> [Your instructions] Without the pictures, reproduce the records that follow exactly.

=======

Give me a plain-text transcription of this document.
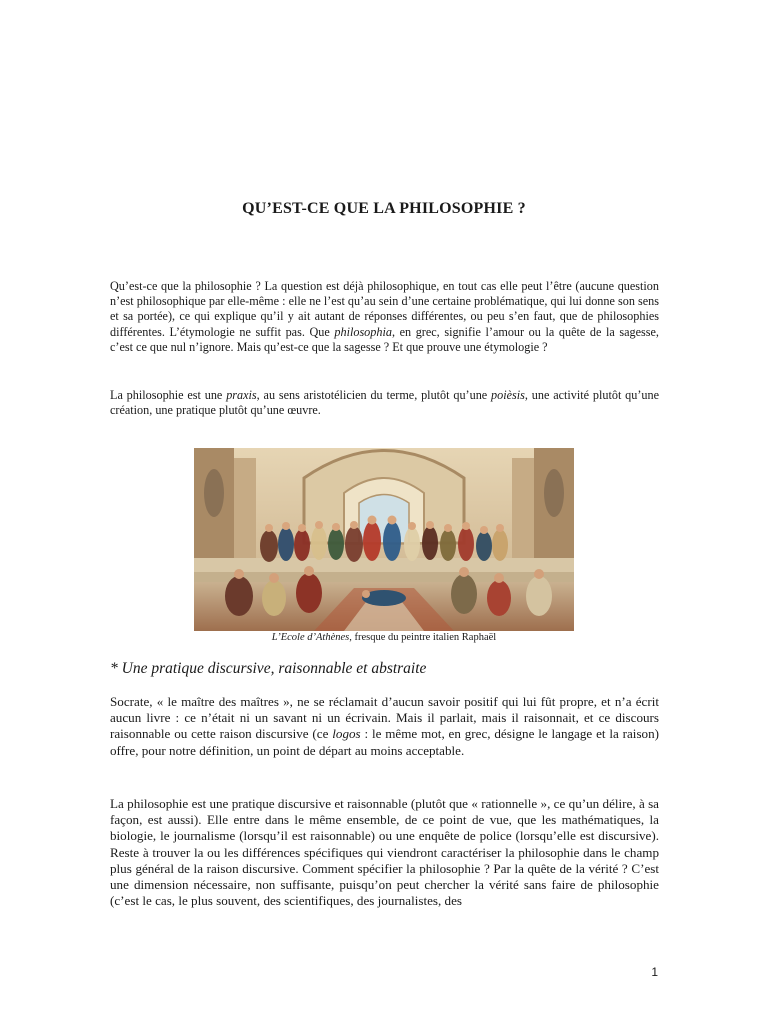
QU’EST-CE QUE LA PHILOSOPHIE ?

Qu’est-ce que la philosophie ? La question est déjà philosophique, en tout cas elle peut l’être (aucune question n’est philosophique par elle-même : elle ne l’est qu’au sein d’une certaine problématique, qui lui donne son sens et sa portée), ce qui explique qu’il y ait autant de réponses différentes, ou peu s’en faut, que de philosophies différentes. L’étymologie ne suffit pas. Que philosophia, en grec, signifie l’amour ou la quête de la sagesse, c’est ce que nul n’ignore. Mais qu’est-ce que la sagesse ? Et que prouve une étymologie ?

La philosophie est une praxis, au sens aristotélicien du terme, plutôt qu’une poièsis, une activité plutôt qu’une création, une pratique plutôt qu’une œuvre.

L’Ecole d’Athènes, fresque du peintre italien Raphaël
* Une pratique discursive, raisonnable et abstraite

Socrate, « le maître des maîtres », ne se réclamait d’aucun savoir positif qui lui fût propre, et n’a écrit aucun livre : ce n’était ni un savant ni un écrivain. Mais il parlait, mais il raisonnait, et ce discours raisonnable ou cette raison discursive (ce logos : le même mot, en grec, désigne le langage et la raison) offre, pour notre définition, un point de départ au moins acceptable.

La philosophie est une pratique discursive et raisonnable (plutôt que « rationnelle », ce qu’un délire, à sa façon, est aussi). Elle entre dans le même ensemble, de ce point de vue, que les mathématiques, la biologie, le journalisme (lorsqu’il est raisonnable) ou une enquête de police (lorsqu’elle est discursive). Reste à trouver la ou les différences spécifiques qui viendront caractériser la philosophie dans le champ plus général de la raison discursive. Comment spécifier la philosophie ? Par la quête de la vérité ? C’est une dimension nécessaire, non suffisante, puisqu’on peut chercher la vérité sans faire de philosophie (c’est le cas, le plus souvent, des scientifiques, des journalistes, des

1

=======

> [The answer]
Give me a plain-text transcription of this document.
QU’EST-CE QUE LA PHILOSOPHIE ?

Qu’est-ce que la philosophie ? La question est déjà philosophique, en tout cas elle peut l’être (aucune question n’est philosophique par elle-même : elle ne l’est qu’au sein d’une certaine problématique, qui lui donne son sens et sa portée), ce qui explique qu’il y ait autant de réponses différentes, ou peu s’en faut, que de philosophies différentes. L’étymologie ne suffit pas. Que philosophia, en grec, signifie l’amour ou la quête de la sagesse, c’est ce que nul n’ignore. Mais qu’est-ce que la sagesse ? Et que prouve une étymologie ?

La philosophie est une praxis, au sens aristotélicien du terme, plutôt qu’une poièsis, une activité plutôt qu’une création, une pratique plutôt qu’une œuvre.

L’Ecole d’Athènes, fresque du peintre italien Raphaël
* Une pratique discursive, raisonnable et abstraite

Socrate, « le maître des maîtres », ne se réclamait d’aucun savoir positif qui lui fût propre, et n’a écrit aucun livre : ce n’était ni un savant ni un écrivain. Mais il parlait, mais il raisonnait, et ce discours raisonnable ou cette raison discursive (ce logos : le même mot, en grec, désigne le langage et la raison) offre, pour notre définition, un point de départ au moins acceptable.

La philosophie est une pratique discursive et raisonnable (plutôt que « rationnelle », ce qu’un délire, à sa façon, est aussi). Elle entre dans le même ensemble, de ce point de vue, que les mathématiques, la biologie, le journalisme (lorsqu’il est raisonnable) ou une enquête de police (lorsqu’elle est discursive). Reste à trouver la ou les différences spécifiques qui viendront caractériser la philosophie dans le champ plus général de la raison discursive. Comment spécifier la philosophie ? Par la quête de la vérité ? C’est une dimension nécessaire, non suffisante, puisqu’on peut chercher la vérité sans faire de philosophie (c’est le cas, le plus souvent, des scientifiques, des journalistes, des

1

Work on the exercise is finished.